» Task to carry out: Gather up the lines that contain "predicted".

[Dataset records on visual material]
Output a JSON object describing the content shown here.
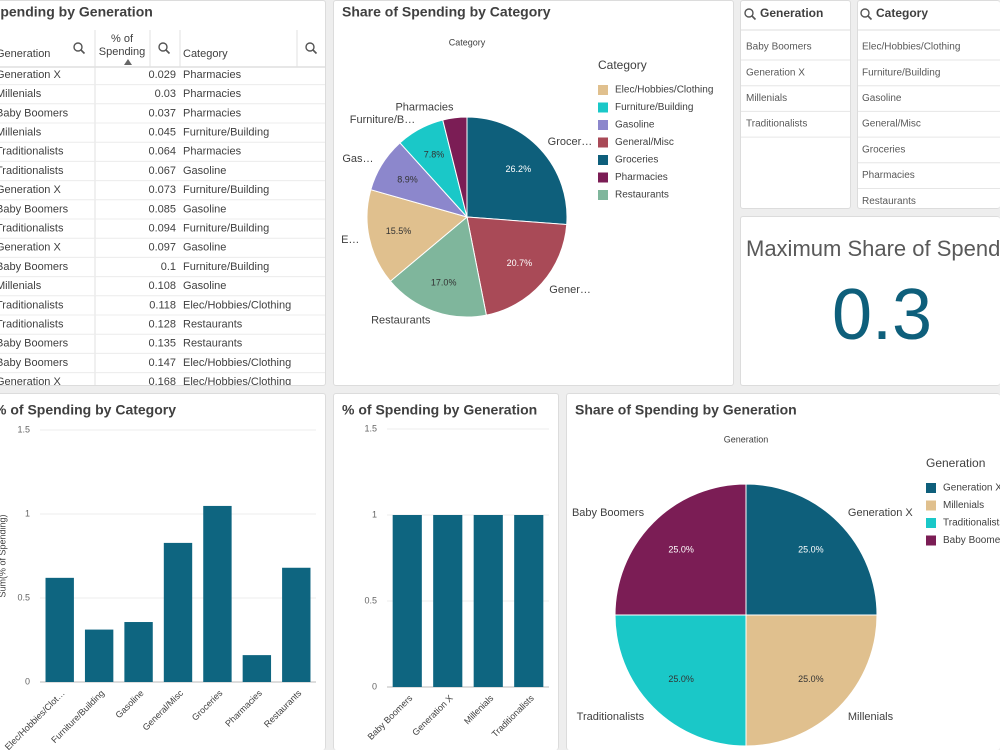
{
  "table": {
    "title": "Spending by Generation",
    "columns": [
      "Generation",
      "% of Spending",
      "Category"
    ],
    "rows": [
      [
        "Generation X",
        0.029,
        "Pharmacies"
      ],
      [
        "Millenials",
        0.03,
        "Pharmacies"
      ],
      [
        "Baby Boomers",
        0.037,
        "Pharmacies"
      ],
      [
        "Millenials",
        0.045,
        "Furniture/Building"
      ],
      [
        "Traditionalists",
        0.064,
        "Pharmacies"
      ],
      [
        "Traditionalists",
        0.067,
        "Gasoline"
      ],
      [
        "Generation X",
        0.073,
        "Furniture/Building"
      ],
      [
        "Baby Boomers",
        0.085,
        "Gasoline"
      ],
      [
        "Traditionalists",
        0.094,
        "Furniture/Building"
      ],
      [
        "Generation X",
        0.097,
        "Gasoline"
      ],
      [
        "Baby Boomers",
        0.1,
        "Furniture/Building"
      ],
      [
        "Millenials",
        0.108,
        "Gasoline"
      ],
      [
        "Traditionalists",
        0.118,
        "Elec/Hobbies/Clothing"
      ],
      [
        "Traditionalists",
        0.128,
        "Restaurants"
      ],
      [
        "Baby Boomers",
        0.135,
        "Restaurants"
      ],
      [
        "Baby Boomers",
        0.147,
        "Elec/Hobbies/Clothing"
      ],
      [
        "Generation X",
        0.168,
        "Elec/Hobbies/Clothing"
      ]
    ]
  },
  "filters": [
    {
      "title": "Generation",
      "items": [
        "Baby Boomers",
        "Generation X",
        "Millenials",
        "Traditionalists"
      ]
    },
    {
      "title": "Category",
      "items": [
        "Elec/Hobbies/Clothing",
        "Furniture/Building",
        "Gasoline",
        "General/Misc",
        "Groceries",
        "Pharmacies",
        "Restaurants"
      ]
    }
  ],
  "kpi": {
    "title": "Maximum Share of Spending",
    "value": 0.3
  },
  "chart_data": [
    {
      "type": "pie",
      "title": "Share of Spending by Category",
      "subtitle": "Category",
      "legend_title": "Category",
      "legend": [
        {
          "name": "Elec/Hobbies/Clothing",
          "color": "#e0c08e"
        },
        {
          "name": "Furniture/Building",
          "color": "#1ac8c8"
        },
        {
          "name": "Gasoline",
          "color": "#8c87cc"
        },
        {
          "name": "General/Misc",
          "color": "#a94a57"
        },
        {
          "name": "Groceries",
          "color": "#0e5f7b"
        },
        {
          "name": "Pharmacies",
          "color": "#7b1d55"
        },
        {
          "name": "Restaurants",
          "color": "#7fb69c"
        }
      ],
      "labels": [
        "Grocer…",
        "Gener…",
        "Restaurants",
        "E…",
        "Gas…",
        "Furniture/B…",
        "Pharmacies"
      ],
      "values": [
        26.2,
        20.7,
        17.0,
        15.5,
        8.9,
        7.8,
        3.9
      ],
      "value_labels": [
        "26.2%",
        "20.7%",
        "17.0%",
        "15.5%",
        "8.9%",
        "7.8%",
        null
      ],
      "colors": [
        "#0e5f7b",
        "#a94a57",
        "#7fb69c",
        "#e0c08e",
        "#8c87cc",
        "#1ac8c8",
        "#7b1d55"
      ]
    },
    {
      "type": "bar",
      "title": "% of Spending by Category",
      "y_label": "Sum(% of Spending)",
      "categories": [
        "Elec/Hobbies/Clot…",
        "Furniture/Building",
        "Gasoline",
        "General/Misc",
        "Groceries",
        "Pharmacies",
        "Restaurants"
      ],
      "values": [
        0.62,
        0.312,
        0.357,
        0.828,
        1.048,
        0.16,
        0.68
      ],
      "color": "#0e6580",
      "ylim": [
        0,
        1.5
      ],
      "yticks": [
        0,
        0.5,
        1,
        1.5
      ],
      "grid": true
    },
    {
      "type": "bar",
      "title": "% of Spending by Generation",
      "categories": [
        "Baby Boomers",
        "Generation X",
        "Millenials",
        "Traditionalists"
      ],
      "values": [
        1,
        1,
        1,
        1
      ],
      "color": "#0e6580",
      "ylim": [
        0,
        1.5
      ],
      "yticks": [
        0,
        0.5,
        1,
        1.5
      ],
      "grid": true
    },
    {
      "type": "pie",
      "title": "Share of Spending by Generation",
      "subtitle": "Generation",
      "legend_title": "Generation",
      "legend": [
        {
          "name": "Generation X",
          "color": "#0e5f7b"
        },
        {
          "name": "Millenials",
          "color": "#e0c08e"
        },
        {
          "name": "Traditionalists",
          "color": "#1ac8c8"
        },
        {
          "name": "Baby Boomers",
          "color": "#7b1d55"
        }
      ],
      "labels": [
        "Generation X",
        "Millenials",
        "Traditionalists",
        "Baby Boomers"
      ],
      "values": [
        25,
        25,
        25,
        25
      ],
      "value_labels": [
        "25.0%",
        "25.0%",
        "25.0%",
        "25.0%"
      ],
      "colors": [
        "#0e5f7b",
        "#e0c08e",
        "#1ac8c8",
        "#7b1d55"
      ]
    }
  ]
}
---
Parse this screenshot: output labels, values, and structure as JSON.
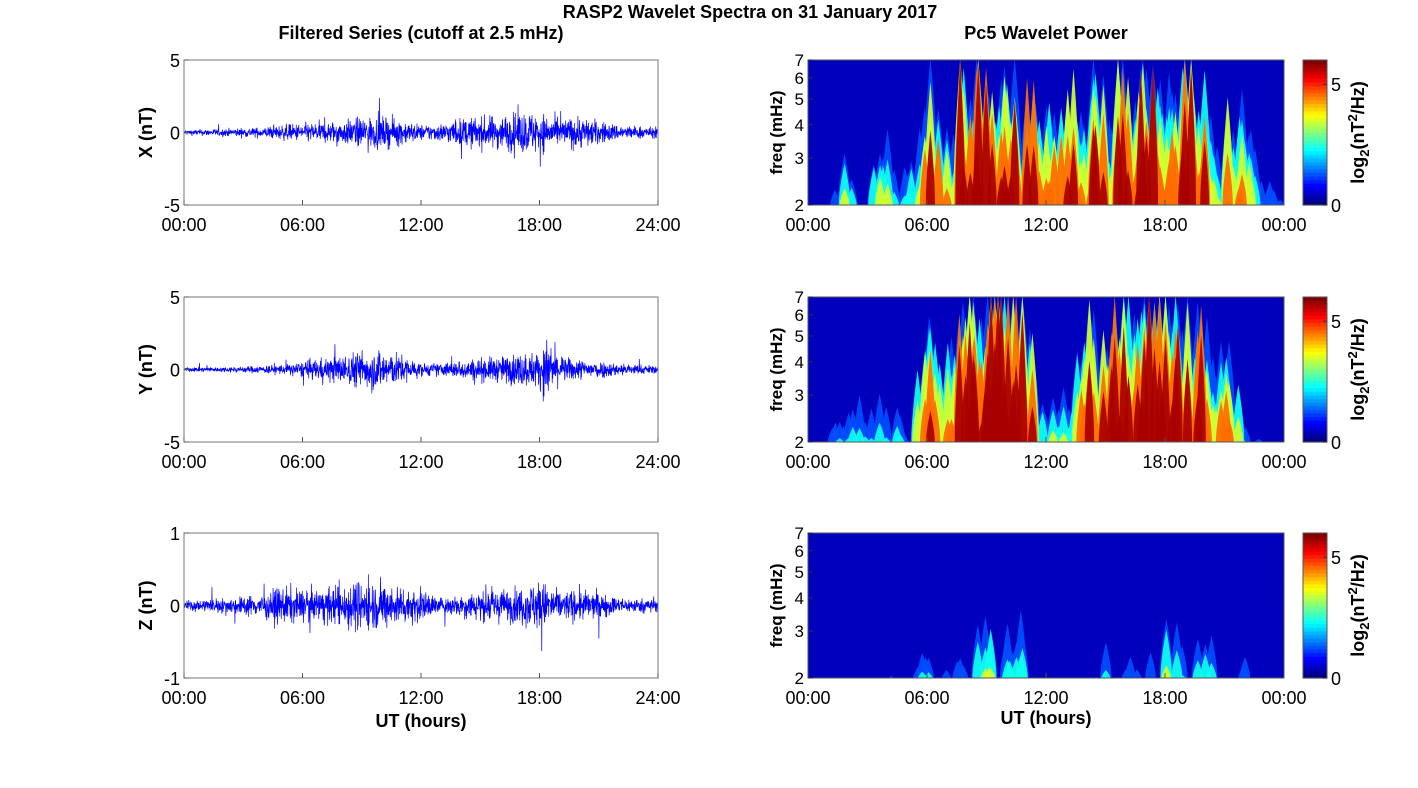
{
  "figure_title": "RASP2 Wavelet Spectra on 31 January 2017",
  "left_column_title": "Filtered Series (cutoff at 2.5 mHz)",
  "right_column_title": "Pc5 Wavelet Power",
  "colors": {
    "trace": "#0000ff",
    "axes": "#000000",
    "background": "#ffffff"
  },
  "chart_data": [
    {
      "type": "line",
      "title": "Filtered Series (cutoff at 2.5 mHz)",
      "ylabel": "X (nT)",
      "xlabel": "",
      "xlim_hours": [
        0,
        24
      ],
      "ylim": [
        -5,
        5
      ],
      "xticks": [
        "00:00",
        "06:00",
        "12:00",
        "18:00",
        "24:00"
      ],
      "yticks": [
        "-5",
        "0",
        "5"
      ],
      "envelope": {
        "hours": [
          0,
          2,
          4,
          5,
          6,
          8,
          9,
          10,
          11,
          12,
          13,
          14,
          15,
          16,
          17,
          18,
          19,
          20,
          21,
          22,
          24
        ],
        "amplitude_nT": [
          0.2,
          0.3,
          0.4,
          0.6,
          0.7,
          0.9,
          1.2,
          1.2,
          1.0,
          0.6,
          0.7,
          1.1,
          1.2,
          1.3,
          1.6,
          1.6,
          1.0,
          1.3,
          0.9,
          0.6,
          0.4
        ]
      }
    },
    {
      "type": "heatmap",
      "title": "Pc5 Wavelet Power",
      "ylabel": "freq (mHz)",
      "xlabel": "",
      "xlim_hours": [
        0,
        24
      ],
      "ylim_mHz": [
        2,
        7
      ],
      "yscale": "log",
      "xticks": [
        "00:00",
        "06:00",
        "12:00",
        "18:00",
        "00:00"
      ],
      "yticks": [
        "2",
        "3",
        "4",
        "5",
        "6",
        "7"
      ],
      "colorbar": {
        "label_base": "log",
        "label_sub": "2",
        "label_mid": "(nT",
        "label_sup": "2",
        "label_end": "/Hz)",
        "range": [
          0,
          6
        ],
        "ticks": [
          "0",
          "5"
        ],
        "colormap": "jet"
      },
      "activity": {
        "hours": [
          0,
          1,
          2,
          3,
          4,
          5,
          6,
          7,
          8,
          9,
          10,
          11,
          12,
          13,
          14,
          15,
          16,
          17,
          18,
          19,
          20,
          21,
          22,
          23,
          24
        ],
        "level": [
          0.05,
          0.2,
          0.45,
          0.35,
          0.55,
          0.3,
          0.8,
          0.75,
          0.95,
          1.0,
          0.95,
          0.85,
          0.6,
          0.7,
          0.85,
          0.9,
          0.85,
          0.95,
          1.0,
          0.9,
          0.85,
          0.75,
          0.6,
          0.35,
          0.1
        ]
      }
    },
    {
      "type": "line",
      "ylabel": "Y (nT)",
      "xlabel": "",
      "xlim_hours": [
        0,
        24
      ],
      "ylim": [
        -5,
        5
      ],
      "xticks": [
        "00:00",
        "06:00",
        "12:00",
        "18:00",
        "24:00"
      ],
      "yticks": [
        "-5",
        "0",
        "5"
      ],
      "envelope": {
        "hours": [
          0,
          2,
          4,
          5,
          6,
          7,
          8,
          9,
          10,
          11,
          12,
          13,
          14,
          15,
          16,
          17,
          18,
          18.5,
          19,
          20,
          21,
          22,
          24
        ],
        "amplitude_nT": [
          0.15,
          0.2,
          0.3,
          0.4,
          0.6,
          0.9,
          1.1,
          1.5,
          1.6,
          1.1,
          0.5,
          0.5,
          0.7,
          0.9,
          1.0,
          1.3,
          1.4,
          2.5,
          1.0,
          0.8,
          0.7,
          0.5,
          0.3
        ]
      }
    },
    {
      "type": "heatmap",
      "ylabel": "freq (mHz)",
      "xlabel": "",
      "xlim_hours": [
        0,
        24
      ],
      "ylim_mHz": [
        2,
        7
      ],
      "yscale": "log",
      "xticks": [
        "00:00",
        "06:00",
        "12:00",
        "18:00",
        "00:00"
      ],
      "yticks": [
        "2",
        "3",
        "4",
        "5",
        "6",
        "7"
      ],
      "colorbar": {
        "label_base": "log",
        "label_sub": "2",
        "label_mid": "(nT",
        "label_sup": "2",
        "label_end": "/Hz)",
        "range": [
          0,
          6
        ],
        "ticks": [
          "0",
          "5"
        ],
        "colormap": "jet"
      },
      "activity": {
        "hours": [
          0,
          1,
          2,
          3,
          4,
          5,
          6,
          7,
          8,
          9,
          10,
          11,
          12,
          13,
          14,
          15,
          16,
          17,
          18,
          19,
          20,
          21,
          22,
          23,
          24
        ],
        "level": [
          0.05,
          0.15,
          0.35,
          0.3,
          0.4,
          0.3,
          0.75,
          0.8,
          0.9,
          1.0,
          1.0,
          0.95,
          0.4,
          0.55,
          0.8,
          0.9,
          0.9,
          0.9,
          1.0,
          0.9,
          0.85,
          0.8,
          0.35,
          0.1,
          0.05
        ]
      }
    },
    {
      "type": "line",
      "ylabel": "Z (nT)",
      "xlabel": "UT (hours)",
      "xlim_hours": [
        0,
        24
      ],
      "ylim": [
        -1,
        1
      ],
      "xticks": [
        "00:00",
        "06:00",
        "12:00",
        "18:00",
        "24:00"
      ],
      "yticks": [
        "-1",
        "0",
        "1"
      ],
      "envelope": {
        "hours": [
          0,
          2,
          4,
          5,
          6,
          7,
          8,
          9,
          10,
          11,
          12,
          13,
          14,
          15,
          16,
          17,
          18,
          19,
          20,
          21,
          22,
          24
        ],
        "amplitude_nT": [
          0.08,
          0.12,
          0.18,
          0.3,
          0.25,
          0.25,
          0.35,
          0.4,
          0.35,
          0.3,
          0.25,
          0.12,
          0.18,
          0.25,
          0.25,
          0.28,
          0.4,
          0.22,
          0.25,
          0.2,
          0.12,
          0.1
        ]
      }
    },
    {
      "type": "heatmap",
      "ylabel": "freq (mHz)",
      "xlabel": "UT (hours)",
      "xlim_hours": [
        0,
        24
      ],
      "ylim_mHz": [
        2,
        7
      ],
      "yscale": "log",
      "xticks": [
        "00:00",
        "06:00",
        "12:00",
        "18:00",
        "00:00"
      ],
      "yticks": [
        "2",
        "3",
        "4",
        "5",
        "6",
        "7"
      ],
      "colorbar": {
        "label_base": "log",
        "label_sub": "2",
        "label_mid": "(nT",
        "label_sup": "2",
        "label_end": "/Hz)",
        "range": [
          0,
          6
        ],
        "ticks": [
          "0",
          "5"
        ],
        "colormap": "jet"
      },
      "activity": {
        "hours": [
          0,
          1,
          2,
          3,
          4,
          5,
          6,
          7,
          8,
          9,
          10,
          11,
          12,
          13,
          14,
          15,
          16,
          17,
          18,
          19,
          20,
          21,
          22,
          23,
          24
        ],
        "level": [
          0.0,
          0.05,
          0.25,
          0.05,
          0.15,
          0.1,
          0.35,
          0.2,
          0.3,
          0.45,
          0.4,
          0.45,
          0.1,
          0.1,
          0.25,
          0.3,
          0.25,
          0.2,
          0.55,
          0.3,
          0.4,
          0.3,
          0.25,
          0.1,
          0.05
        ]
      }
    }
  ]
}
--
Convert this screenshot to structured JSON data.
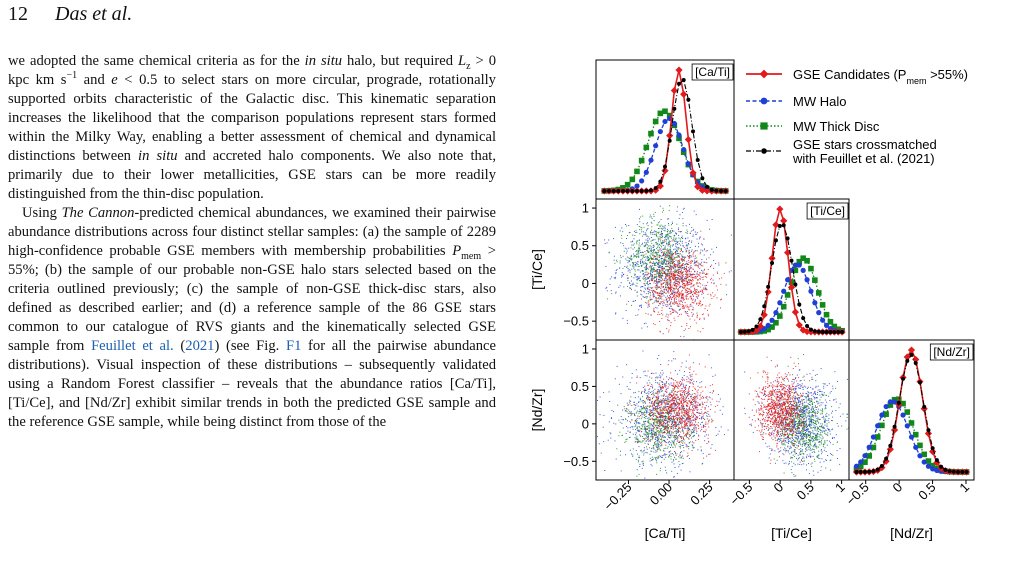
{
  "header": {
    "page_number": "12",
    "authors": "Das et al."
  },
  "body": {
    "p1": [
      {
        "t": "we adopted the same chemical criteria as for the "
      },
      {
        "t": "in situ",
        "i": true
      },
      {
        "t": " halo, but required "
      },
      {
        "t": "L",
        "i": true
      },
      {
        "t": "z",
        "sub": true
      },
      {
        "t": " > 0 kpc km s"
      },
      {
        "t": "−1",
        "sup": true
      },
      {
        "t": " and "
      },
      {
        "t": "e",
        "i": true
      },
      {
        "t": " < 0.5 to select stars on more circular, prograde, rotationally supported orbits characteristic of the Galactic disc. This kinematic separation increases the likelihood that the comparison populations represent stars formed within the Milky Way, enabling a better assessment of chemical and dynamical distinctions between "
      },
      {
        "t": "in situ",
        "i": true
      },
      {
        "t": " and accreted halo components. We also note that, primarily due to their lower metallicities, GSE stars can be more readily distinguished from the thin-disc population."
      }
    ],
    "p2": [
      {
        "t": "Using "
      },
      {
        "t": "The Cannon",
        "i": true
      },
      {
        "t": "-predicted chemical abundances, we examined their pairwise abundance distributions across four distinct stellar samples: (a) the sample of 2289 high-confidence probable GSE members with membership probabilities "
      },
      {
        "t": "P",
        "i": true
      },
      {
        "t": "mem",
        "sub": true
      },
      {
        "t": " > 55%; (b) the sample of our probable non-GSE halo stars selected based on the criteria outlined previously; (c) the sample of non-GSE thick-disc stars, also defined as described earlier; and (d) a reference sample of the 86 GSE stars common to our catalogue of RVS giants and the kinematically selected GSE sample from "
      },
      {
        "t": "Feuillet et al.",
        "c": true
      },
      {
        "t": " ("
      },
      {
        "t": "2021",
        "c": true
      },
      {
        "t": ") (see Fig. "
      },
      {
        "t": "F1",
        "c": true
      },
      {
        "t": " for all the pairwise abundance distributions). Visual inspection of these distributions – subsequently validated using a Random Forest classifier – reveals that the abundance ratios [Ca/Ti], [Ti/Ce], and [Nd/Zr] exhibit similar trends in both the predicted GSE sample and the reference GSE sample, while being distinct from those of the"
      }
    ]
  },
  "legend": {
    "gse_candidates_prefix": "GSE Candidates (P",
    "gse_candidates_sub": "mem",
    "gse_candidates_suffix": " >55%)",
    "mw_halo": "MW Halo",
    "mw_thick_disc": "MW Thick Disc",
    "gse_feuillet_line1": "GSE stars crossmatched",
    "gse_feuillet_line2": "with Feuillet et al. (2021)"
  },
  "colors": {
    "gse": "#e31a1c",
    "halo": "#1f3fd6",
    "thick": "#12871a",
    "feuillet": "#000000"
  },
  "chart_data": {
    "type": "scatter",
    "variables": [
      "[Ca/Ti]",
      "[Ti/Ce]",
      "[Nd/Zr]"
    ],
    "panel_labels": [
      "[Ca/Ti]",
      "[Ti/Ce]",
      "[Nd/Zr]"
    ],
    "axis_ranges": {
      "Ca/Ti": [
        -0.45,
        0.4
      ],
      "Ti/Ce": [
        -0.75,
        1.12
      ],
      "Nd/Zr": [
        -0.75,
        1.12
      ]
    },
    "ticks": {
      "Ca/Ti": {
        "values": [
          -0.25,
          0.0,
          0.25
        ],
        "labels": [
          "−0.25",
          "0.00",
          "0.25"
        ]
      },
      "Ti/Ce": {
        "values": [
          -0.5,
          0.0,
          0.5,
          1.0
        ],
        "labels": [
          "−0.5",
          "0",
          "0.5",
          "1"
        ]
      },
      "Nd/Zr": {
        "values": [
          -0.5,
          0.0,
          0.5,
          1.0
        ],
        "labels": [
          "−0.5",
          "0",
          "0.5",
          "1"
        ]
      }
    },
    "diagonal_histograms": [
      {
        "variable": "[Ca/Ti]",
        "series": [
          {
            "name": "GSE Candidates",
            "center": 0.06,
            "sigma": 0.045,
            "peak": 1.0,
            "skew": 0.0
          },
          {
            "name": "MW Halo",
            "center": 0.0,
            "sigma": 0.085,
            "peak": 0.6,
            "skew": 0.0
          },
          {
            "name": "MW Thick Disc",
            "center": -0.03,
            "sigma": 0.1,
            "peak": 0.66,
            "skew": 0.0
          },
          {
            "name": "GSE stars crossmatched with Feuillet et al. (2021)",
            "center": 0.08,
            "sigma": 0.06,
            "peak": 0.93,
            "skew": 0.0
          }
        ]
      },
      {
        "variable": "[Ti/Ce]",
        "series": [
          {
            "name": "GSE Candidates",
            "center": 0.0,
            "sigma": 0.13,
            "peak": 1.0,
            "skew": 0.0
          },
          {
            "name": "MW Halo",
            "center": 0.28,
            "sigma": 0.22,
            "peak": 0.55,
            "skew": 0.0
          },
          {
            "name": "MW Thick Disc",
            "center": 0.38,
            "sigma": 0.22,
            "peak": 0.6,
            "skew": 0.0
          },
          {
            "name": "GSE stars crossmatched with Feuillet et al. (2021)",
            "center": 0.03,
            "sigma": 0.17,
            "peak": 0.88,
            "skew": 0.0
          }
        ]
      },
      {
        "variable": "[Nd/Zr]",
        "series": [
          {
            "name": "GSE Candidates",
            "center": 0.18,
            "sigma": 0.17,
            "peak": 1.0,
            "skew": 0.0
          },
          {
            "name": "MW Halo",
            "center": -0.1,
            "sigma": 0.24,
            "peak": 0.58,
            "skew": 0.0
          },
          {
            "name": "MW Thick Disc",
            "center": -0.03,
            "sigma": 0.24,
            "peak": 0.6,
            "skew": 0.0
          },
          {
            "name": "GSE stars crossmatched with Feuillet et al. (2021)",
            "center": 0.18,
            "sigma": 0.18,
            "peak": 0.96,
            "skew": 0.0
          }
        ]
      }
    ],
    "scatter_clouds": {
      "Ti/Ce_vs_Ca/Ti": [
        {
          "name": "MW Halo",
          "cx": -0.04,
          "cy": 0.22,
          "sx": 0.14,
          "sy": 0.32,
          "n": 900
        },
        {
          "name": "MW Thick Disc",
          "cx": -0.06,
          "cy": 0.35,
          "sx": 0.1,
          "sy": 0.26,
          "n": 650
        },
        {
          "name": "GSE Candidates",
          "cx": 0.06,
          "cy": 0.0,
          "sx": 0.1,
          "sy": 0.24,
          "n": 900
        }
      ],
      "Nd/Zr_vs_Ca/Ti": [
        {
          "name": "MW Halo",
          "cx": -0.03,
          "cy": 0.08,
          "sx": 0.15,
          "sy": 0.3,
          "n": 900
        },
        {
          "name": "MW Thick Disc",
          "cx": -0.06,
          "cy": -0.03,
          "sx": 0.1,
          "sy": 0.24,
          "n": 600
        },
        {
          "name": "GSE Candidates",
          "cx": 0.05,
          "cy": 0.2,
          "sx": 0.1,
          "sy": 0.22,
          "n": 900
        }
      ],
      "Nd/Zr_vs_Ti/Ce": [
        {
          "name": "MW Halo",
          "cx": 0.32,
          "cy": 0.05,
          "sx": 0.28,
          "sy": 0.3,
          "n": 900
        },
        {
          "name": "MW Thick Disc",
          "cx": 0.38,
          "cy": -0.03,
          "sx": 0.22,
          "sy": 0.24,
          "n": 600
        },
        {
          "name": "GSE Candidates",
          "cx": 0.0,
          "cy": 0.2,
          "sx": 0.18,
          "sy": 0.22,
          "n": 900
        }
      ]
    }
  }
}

» Answer for the task:
        "t": "-predicted chemical abundances, we examined their pairwise abundance distributions across four distinct stellar samples: (a) the sample of 2289 high-confidence probable GSE members with membership probabilities "
        "t": " for all the pairwise abundance distributions). Visual inspection of these distributions – subsequently validated using a Random Forest classifier – reveals that the abundance ratios [Ca/Ti], [Ti/Ce], and [Nd/Zr] exhibit similar trends in both the predicted GSE sample and the reference GSE sample, while being distinct from those of the"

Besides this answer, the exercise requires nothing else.